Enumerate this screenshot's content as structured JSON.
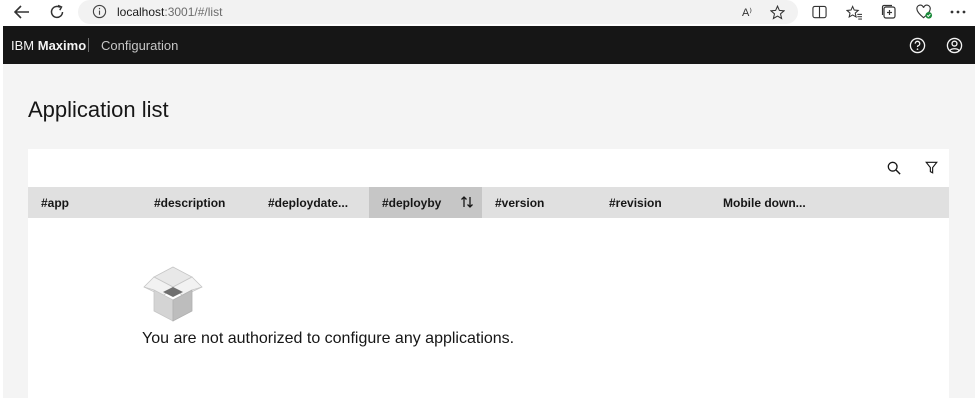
{
  "browser": {
    "url_host": "localhost",
    "url_path": ":3001/#/list",
    "read_aloud_label": "A⁾"
  },
  "header": {
    "brand_prefix": "IBM",
    "brand_name": "Maximo",
    "section": "Configuration"
  },
  "page": {
    "title": "Application list"
  },
  "table": {
    "columns": [
      {
        "label": "#app"
      },
      {
        "label": "#description"
      },
      {
        "label": "#deploydate..."
      },
      {
        "label": "#deployby",
        "sorted": true
      },
      {
        "label": "#version"
      },
      {
        "label": "#revision"
      },
      {
        "label": "Mobile down..."
      }
    ],
    "empty_message": "You are not authorized to configure any applications."
  },
  "colors": {
    "header_bg": "#161616",
    "page_bg": "#f4f4f4",
    "table_header_bg": "#e0e0e0",
    "sorted_header_bg": "#c6c6c6"
  }
}
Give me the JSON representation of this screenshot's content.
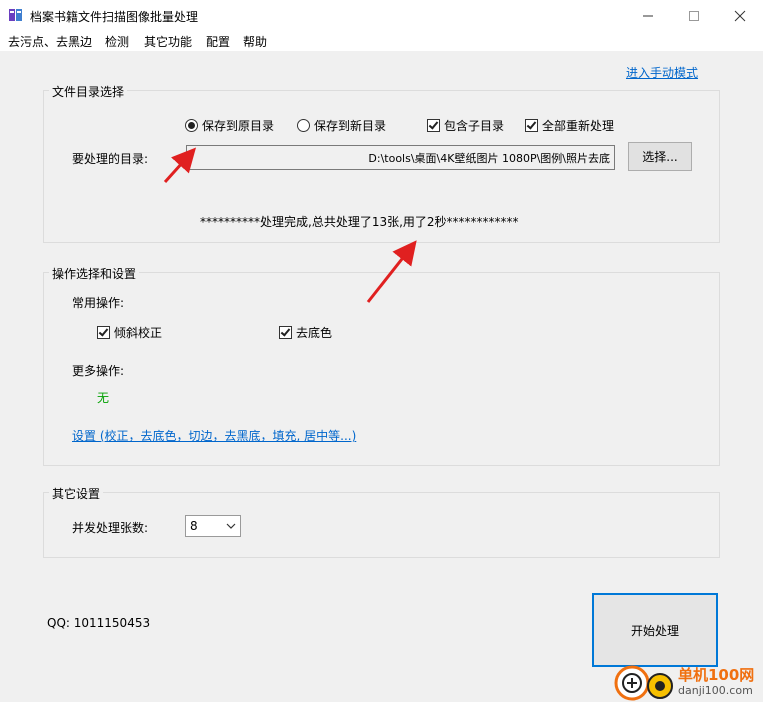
{
  "window": {
    "title": "档案书籍文件扫描图像批量处理"
  },
  "menu": [
    "去污点、去黑边",
    "检测",
    "其它功能",
    "配置",
    "帮助"
  ],
  "manual_mode_link": "进入手动模式",
  "dir_group": {
    "legend": "文件目录选择",
    "save_original": "保存到原目录",
    "save_new": "保存到新目录",
    "include_sub": "包含子目录",
    "reprocess_all": "全部重新处理",
    "dir_label": "要处理的目录:",
    "dir_path": "D:\\tools\\桌面\\4K壁纸图片 1080P\\图例\\照片去底",
    "choose_button": "选择...",
    "status": "**********处理完成,总共处理了13张,用了2秒************"
  },
  "ops_group": {
    "legend": "操作选择和设置",
    "common_label": "常用操作:",
    "deskew": "倾斜校正",
    "remove_bg": "去底色",
    "more_label": "更多操作:",
    "more_value": "无",
    "settings_link": "设置 (校正，去底色，切边，去黑底，填充, 居中等...)"
  },
  "other_group": {
    "legend": "其它设置",
    "concurrency_label": "并发处理张数:",
    "concurrency_value": "8"
  },
  "qq": "QQ: 1011150453",
  "start_button": "开始处理",
  "watermark": {
    "cn": "单机100网",
    "url": "danji100.com"
  },
  "colors": {
    "accent": "#0078d7",
    "link": "#0066cc",
    "arrow": "#e02020",
    "green": "#00a000"
  }
}
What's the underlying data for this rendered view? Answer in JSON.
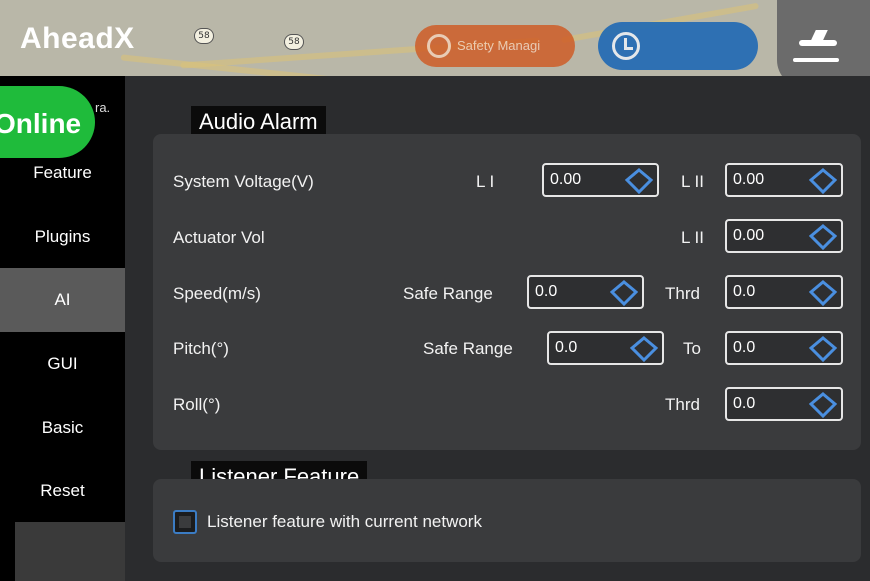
{
  "topbar": {
    "logo": "AheadX",
    "road_badges": [
      "58",
      "58"
    ],
    "safety_button_label": "Safety Managi",
    "colors": {
      "safety": "#cf5a23",
      "time": "#1f69b5",
      "online": "#1fbb3b"
    }
  },
  "status": {
    "online_label": "Online",
    "ra_text": "ra."
  },
  "sidebar": {
    "items": [
      {
        "label": "Feature"
      },
      {
        "label": "Plugins"
      },
      {
        "label": "AI",
        "active": true
      },
      {
        "label": "GUI"
      },
      {
        "label": "Basic"
      },
      {
        "label": "Reset"
      }
    ]
  },
  "audio_alarm": {
    "title": "Audio Alarm",
    "rows": {
      "system_voltage": {
        "label": "System Voltage(V)",
        "l1_label": "L I",
        "l1_value": "0.00",
        "l2_label": "L II",
        "l2_value": "0.00"
      },
      "actuator_vol": {
        "label": "Actuator Vol",
        "l2_label": "L II",
        "l2_value": "0.00"
      },
      "speed": {
        "label": "Speed(m/s)",
        "safe_label": "Safe Range",
        "safe_value": "0.0",
        "thrd_label": "Thrd",
        "thrd_value": "0.0"
      },
      "pitch": {
        "label": "Pitch(°)",
        "safe_label": "Safe Range",
        "safe_value": "0.0",
        "to_label": "To",
        "to_value": "0.0"
      },
      "roll": {
        "label": "Roll(°)",
        "thrd_label": "Thrd",
        "thrd_value": "0.0"
      }
    }
  },
  "listener": {
    "title": "Listener Feature",
    "checkbox_label": "Listener feature with current network",
    "checked": false
  }
}
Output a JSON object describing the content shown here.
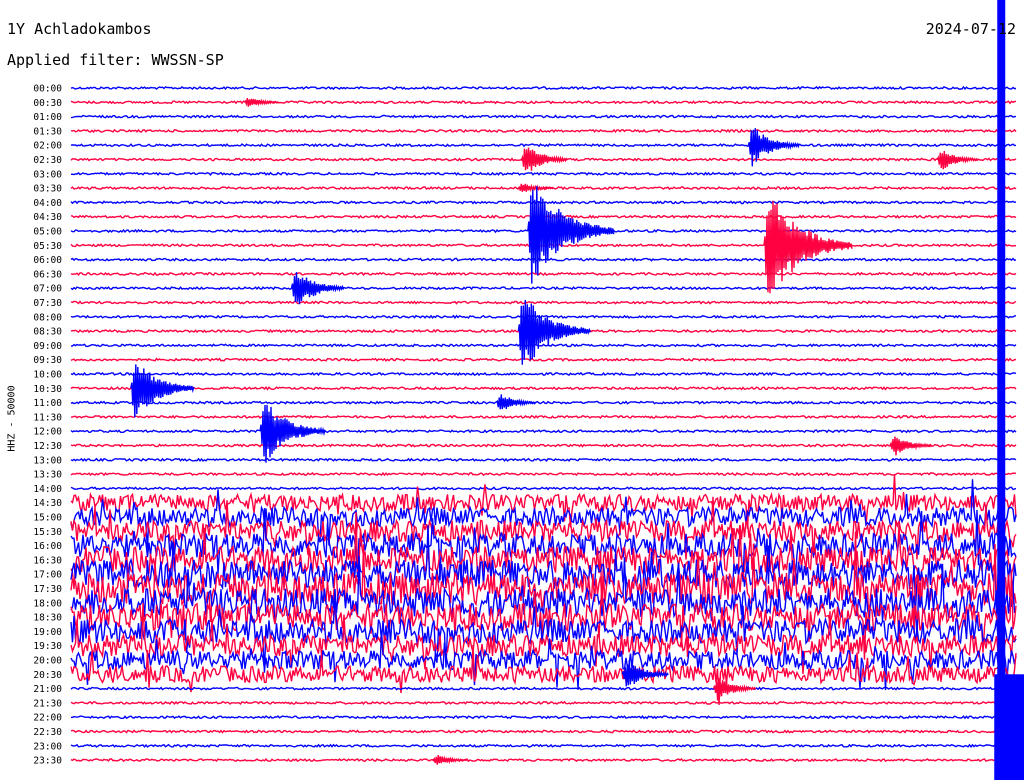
{
  "header": {
    "station": "1Y Achladokambos",
    "date": "2024-07-12",
    "filter_label": "Applied filter: WWSSN-SP"
  },
  "channel_label": "HHZ - 50000",
  "colors": {
    "even_trace": "#0000ff",
    "odd_trace": "#ff0040"
  },
  "chart_data": {
    "type": "line",
    "title": "1Y Achladokambos",
    "subtitle": "Applied filter: WWSSN-SP",
    "ylabel": "HHZ - 50000",
    "xlabel": "",
    "grid": false,
    "legend": "none",
    "row_labels": [
      "00:00",
      "00:30",
      "01:00",
      "01:30",
      "02:00",
      "02:30",
      "03:00",
      "03:30",
      "04:00",
      "04:30",
      "05:00",
      "05:30",
      "06:00",
      "06:30",
      "07:00",
      "07:30",
      "08:00",
      "08:30",
      "09:00",
      "09:30",
      "10:00",
      "10:30",
      "11:00",
      "11:30",
      "12:00",
      "12:30",
      "13:00",
      "13:30",
      "14:00",
      "14:30",
      "15:00",
      "15:30",
      "16:00",
      "16:30",
      "17:00",
      "17:30",
      "18:00",
      "18:30",
      "19:00",
      "19:30",
      "20:00",
      "20:30",
      "21:00",
      "21:30",
      "22:00",
      "22:30",
      "23:00",
      "23:30"
    ],
    "events": [
      {
        "row": "00:30",
        "minute": 5.5,
        "amplitude": 0.4,
        "color": "odd"
      },
      {
        "row": "02:00",
        "minute": 21.5,
        "amplitude": 1.5,
        "color": "even"
      },
      {
        "row": "02:30",
        "minute": 14.3,
        "amplitude": 1.2,
        "color": "odd"
      },
      {
        "row": "02:30",
        "minute": 27.5,
        "amplitude": 0.8,
        "color": "odd"
      },
      {
        "row": "03:30",
        "minute": 14.2,
        "amplitude": 0.4,
        "color": "odd"
      },
      {
        "row": "05:00",
        "minute": 14.5,
        "amplitude": 4.0,
        "color": "even"
      },
      {
        "row": "05:30",
        "minute": 22.0,
        "amplitude": 4.2,
        "color": "odd"
      },
      {
        "row": "06:30",
        "minute": 31.5,
        "amplitude": 1.4,
        "color": "odd"
      },
      {
        "row": "07:00",
        "minute": 7.0,
        "amplitude": 1.6,
        "color": "even"
      },
      {
        "row": "08:30",
        "minute": 14.2,
        "amplitude": 3.0,
        "color": "even"
      },
      {
        "row": "10:30",
        "minute": 1.9,
        "amplitude": 2.4,
        "color": "even"
      },
      {
        "row": "11:00",
        "minute": 13.5,
        "amplitude": 0.7,
        "color": "even"
      },
      {
        "row": "12:00",
        "minute": 6.0,
        "amplitude": 2.5,
        "color": "even"
      },
      {
        "row": "12:30",
        "minute": 26.0,
        "amplitude": 0.8,
        "color": "odd"
      },
      {
        "row": "20:30",
        "minute": 17.5,
        "amplitude": 1.2,
        "color": "even"
      },
      {
        "row": "21:00",
        "minute": 20.4,
        "amplitude": 0.9,
        "color": "odd"
      },
      {
        "row": "23:30",
        "minute": 11.5,
        "amplitude": 0.4,
        "color": "odd"
      }
    ],
    "noisy_period": {
      "start": "14:30",
      "end": "20:30"
    },
    "saturated_trace_minute": 29.5
  }
}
* * *
WORK TO DO:
Search the records for the word "Applied". Copy every line that has it.

ANSWER TO THE PROBLEM:
    "filter_label": "Applied filter: WWSSN-SP"
    "subtitle": "Applied filter: WWSSN-SP",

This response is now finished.